■ Written task ■
It is required that all of the data be written out exactly.

■ Records ■
# # #

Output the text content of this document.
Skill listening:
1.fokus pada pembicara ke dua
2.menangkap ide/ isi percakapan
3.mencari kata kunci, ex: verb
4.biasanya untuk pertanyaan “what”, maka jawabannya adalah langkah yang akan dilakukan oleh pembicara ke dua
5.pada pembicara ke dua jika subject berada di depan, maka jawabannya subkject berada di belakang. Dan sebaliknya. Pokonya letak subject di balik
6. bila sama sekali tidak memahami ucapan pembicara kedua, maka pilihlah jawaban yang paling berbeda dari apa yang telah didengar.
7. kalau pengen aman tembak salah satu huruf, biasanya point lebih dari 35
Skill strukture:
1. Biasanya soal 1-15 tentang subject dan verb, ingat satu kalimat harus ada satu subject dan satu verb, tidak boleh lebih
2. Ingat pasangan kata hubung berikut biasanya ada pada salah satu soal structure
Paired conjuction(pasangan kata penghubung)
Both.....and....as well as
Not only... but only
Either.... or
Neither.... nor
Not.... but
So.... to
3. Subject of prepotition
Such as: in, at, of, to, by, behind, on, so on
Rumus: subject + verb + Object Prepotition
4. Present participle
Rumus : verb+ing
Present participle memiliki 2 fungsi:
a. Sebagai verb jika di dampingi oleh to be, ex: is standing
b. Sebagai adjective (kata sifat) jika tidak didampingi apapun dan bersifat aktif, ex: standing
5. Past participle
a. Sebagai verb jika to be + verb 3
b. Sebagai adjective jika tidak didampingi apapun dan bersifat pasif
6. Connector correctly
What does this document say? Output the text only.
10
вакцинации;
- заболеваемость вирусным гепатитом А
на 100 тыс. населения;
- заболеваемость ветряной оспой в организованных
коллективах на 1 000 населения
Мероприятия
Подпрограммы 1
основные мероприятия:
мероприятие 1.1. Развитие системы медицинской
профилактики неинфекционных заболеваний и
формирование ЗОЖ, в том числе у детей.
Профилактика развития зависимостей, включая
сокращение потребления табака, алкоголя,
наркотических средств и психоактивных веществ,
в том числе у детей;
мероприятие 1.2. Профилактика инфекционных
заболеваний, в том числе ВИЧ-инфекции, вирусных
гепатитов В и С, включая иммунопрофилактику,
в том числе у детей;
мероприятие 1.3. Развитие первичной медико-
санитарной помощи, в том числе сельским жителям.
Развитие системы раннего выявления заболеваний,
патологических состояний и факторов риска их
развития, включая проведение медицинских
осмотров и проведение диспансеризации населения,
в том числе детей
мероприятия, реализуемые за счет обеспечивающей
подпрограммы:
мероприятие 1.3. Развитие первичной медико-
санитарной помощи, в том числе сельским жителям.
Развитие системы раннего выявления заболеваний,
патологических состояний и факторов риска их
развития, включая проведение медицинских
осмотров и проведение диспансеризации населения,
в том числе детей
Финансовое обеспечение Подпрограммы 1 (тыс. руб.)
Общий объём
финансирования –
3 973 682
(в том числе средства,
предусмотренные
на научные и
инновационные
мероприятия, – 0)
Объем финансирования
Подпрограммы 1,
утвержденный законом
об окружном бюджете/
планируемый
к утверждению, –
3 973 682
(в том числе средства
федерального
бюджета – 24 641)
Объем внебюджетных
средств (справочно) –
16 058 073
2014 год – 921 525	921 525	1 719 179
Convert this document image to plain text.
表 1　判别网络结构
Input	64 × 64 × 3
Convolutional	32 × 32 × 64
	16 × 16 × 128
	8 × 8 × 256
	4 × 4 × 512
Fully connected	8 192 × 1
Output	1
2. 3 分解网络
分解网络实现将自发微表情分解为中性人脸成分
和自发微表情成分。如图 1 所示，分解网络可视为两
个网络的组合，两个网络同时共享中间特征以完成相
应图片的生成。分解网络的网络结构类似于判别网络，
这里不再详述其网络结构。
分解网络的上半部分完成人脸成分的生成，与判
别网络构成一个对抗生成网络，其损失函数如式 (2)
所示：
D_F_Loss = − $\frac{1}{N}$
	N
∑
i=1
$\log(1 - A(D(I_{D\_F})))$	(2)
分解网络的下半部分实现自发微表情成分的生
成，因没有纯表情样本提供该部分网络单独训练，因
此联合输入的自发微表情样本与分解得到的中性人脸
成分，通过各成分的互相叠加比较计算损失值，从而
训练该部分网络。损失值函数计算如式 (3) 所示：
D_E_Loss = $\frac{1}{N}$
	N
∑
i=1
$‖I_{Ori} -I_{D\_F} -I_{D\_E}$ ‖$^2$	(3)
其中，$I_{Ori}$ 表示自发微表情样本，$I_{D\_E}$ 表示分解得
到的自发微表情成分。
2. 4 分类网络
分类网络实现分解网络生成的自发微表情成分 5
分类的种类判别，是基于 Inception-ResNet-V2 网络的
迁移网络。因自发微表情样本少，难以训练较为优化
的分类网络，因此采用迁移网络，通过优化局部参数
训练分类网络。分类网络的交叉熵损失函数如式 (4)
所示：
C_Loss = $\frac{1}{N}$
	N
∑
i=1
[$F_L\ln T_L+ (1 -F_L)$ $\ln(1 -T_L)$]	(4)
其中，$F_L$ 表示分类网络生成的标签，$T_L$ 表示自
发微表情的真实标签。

# # #

■ Response to this task ■
Output the text content of this document.
Skill listening:
1.fokus pada pembicara ke dua
2.menangkap ide/ isi percakapan
3.mencari kata kunci, ex: verb
4.biasanya untuk pertanyaan “what”, maka jawabannya adalah langkah yang akan dilakukan oleh pembicara ke dua
5.pada pembicara ke dua jika subject berada di depan, maka jawabannya subkject berada di belakang. Dan sebaliknya. Pokonya letak subject di balik
6. bila sama sekali tidak memahami ucapan pembicara kedua, maka pilihlah jawaban yang paling berbeda dari apa yang telah didengar.
7. kalau pengen aman tembak salah satu huruf, biasanya point lebih dari 35
Skill strukture:
1. Biasanya soal 1-15 tentang subject dan verb, ingat satu kalimat harus ada satu subject dan satu verb, tidak boleh lebih
2. Ingat pasangan kata hubung berikut biasanya ada pada salah satu soal structure
Paired conjuction(pasangan kata penghubung)
Both.....and....as well as
Not only... but only
Either.... or
Neither.... nor
Not.... but
So.... to
3. Subject of prepotition
Such as: in, at, of, to, by, behind, on, so on
Rumus: subject + verb + Object Prepotition
4. Present participle
Rumus : verb+ing
Present participle memiliki 2 fungsi:
a. Sebagai verb jika di dampingi oleh to be, ex: is standing
b. Sebagai adjective (kata sifat) jika tidak didampingi apapun dan bersifat aktif, ex: standing
5. Past participle
a. Sebagai verb jika to be + verb 3
b. Sebagai adjective jika tidak didampingi apapun dan bersifat pasif
6. Connector correctly
What does this document say? Output the text only.
10
вакцинации;
- заболеваемость вирусным гепатитом А
на 100 тыс. населения;
- заболеваемость ветряной оспой в организованных
коллективах на 1 000 населения
Мероприятия
Подпрограммы 1
основные мероприятия:
мероприятие 1.1. Развитие системы медицинской
профилактики неинфекционных заболеваний и
формирование ЗОЖ, в том числе у детей.
Профилактика развития зависимостей, включая
сокращение потребления табака, алкоголя,
наркотических средств и психоактивных веществ,
в том числе у детей;
мероприятие 1.2. Профилактика инфекционных
заболеваний, в том числе ВИЧ-инфекции, вирусных
гепатитов В и С, включая иммунопрофилактику,
в том числе у детей;
мероприятие 1.3. Развитие первичной медико-
санитарной помощи, в том числе сельским жителям.
Развитие системы раннего выявления заболеваний,
патологических состояний и факторов риска их
развития, включая проведение медицинских
осмотров и проведение диспансеризации населения,
в том числе детей
мероприятия, реализуемые за счет обеспечивающей
подпрограммы:
мероприятие 1.3. Развитие первичной медико-
санитарной помощи, в том числе сельским жителям.
Развитие системы раннего выявления заболеваний,
патологических состояний и факторов риска их
развития, включая проведение медицинских
осмотров и проведение диспансеризации населения,
в том числе детей
Финансовое обеспечение Подпрограммы 1 (тыс. руб.)
Общий объём
финансирования –
3 973 682
(в том числе средства,
предусмотренные
на научные и
инновационные
мероприятия, – 0)
Объем финансирования
Подпрограммы 1,
утвержденный законом
об окружном бюджете/
планируемый
к утверждению, –
3 973 682
(в том числе средства
федерального
бюджета – 24 641)
Объем внебюджетных
средств (справочно) –
16 058 073
2014 год – 921 525	921 525	1 719 179
Convert this document image to plain text.
表 1　判别网络结构
Input	64 × 64 × 3
Convolutional	32 × 32 × 64
	16 × 16 × 128
	8 × 8 × 256
	4 × 4 × 512
Fully connected	8 192 × 1
Output	1
2. 3 分解网络
分解网络实现将自发微表情分解为中性人脸成分
和自发微表情成分。如图 1 所示，分解网络可视为两
个网络的组合，两个网络同时共享中间特征以完成相
应图片的生成。分解网络的网络结构类似于判别网络，
这里不再详述其网络结构。
分解网络的上半部分完成人脸成分的生成，与判
别网络构成一个对抗生成网络，其损失函数如式 (2)
所示：
D_F_Loss = − $\frac{1}{N}$
	N
∑
i=1
$\log(1 - A(D(I_{D\_F})))$	(2)
分解网络的下半部分实现自发微表情成分的生
成，因没有纯表情样本提供该部分网络单独训练，因
此联合输入的自发微表情样本与分解得到的中性人脸
成分，通过各成分的互相叠加比较计算损失值，从而
训练该部分网络。损失值函数计算如式 (3) 所示：
D_E_Loss = $\frac{1}{N}$
	N
∑
i=1
$‖I_{Ori} -I_{D\_F} -I_{D\_E}$ ‖$^2$	(3)
其中，$I_{Ori}$ 表示自发微表情样本，$I_{D\_E}$ 表示分解得
到的自发微表情成分。
2. 4 分类网络
分类网络实现分解网络生成的自发微表情成分 5
分类的种类判别，是基于 Inception-ResNet-V2 网络的
迁移网络。因自发微表情样本少，难以训练较为优化
的分类网络，因此采用迁移网络，通过优化局部参数
训练分类网络。分类网络的交叉熵损失函数如式 (4)
所示：
C_Loss = $\frac{1}{N}$
	N
∑
i=1
[$F_L\ln T_L+ (1 -F_L)$ $\ln(1 -T_L)$]	(4)
其中，$F_L$ 表示分类网络生成的标签，$T_L$ 表示自
发微表情的真实标签。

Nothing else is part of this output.